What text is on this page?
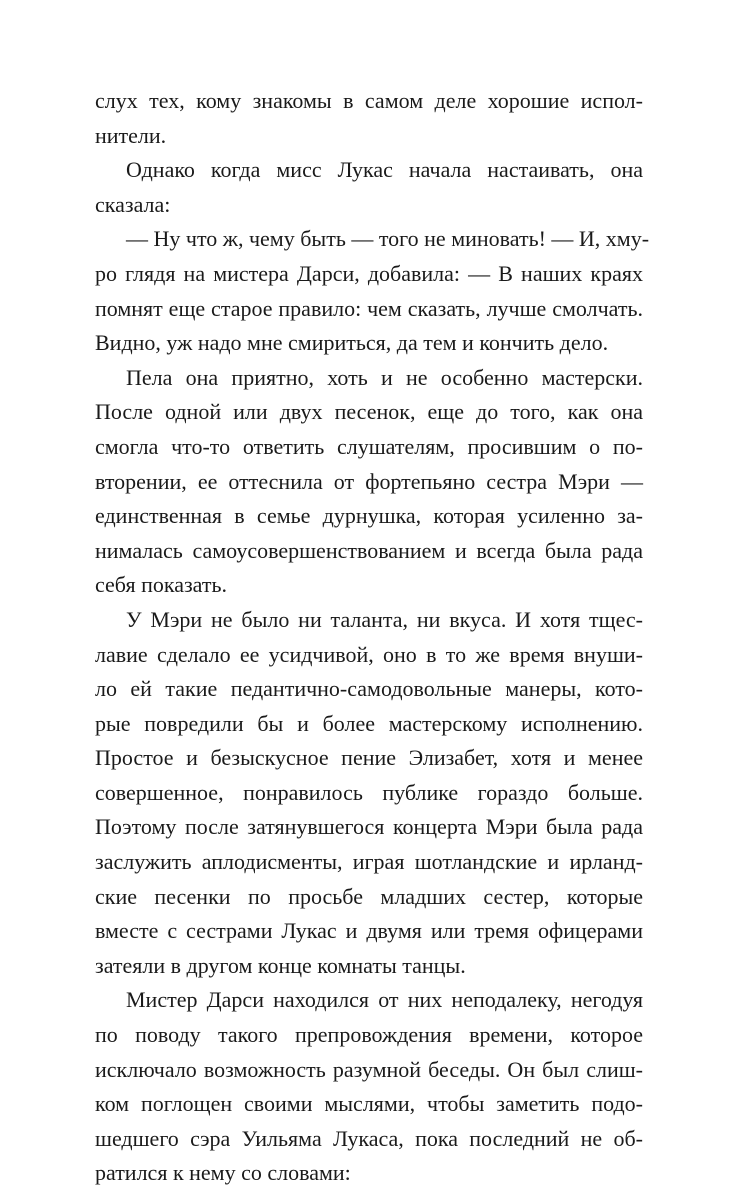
слух тех, кому знакомы в самом деле хорошие испол-
нители.

Однако когда мисс Лукас начала настаивать, она
сказала:

— Ну что ж, чему быть — того не миновать! — И, хму-
ро глядя на мистера Дарси, добавила: — В наших краях
помнят еще старое правило: чем сказать, лучше смолчать.
Видно, уж надо мне смириться, да тем и кончить дело.

Пела она приятно, хоть и не особенно мастерски.
После одной или двух песенок, еще до того, как она
смогла что-то ответить слушателям, просившим о по-
вторении, ее оттеснила от фортепьяно сестра Мэри —
единственная в семье дурнушка, которая усиленно за-
нималась самоусовершенствованием и всегда была рада
себя показать.

У Мэри не было ни таланта, ни вкуса. И хотя тщес-
лавие сделало ее усидчивой, оно в то же время внуши-
ло ей такие педантично-самодовольные манеры, кото-
рые повредили бы и более мастерскому исполнению.
Простое и безыскусное пение Элизабет, хотя и менее
совершенное, понравилось публике гораздо больше.
Поэтому после затянувшегося концерта Мэри была рада
заслужить аплодисменты, играя шотландские и ирланд-
ские песенки по просьбе младших сестер, которые
вместе с сестрами Лукас и двумя или тремя офицерами
затеяли в другом конце комнаты танцы.

Мистер Дарси находился от них неподалеку, негодуя
по поводу такого препровождения времени, которое
исключало возможность разумной беседы. Он был слиш-
ком поглощен своими мыслями, чтобы заметить подо-
шедшего сэра Уильяма Лукаса, пока последний не об-
ратился к нему со словами:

* WHAT THE TASK REQUIRES
Omit every picture, and otherwise quote the entries exactly.

* FINISHED TASK
What text is on this page?
слух тех, кому знакомы в самом деле хорошие испол-
нители.

Однако когда мисс Лукас начала настаивать, она
сказала:

— Ну что ж, чему быть — того не миновать! — И, хму-
ро глядя на мистера Дарси, добавила: — В наших краях
помнят еще старое правило: чем сказать, лучше смолчать.
Видно, уж надо мне смириться, да тем и кончить дело.

Пела она приятно, хоть и не особенно мастерски.
После одной или двух песенок, еще до того, как она
смогла что-то ответить слушателям, просившим о по-
вторении, ее оттеснила от фортепьяно сестра Мэри —
единственная в семье дурнушка, которая усиленно за-
нималась самоусовершенствованием и всегда была рада
себя показать.

У Мэри не было ни таланта, ни вкуса. И хотя тщес-
лавие сделало ее усидчивой, оно в то же время внуши-
ло ей такие педантично-самодовольные манеры, кото-
рые повредили бы и более мастерскому исполнению.
Простое и безыскусное пение Элизабет, хотя и менее
совершенное, понравилось публике гораздо больше.
Поэтому после затянувшегося концерта Мэри была рада
заслужить аплодисменты, играя шотландские и ирланд-
ские песенки по просьбе младших сестер, которые
вместе с сестрами Лукас и двумя или тремя офицерами
затеяли в другом конце комнаты танцы.

Мистер Дарси находился от них неподалеку, негодуя
по поводу такого препровождения времени, которое
исключало возможность разумной беседы. Он был слиш-
ком поглощен своими мыслями, чтобы заметить подо-
шедшего сэра Уильяма Лукаса, пока последний не об-
ратился к нему со словами:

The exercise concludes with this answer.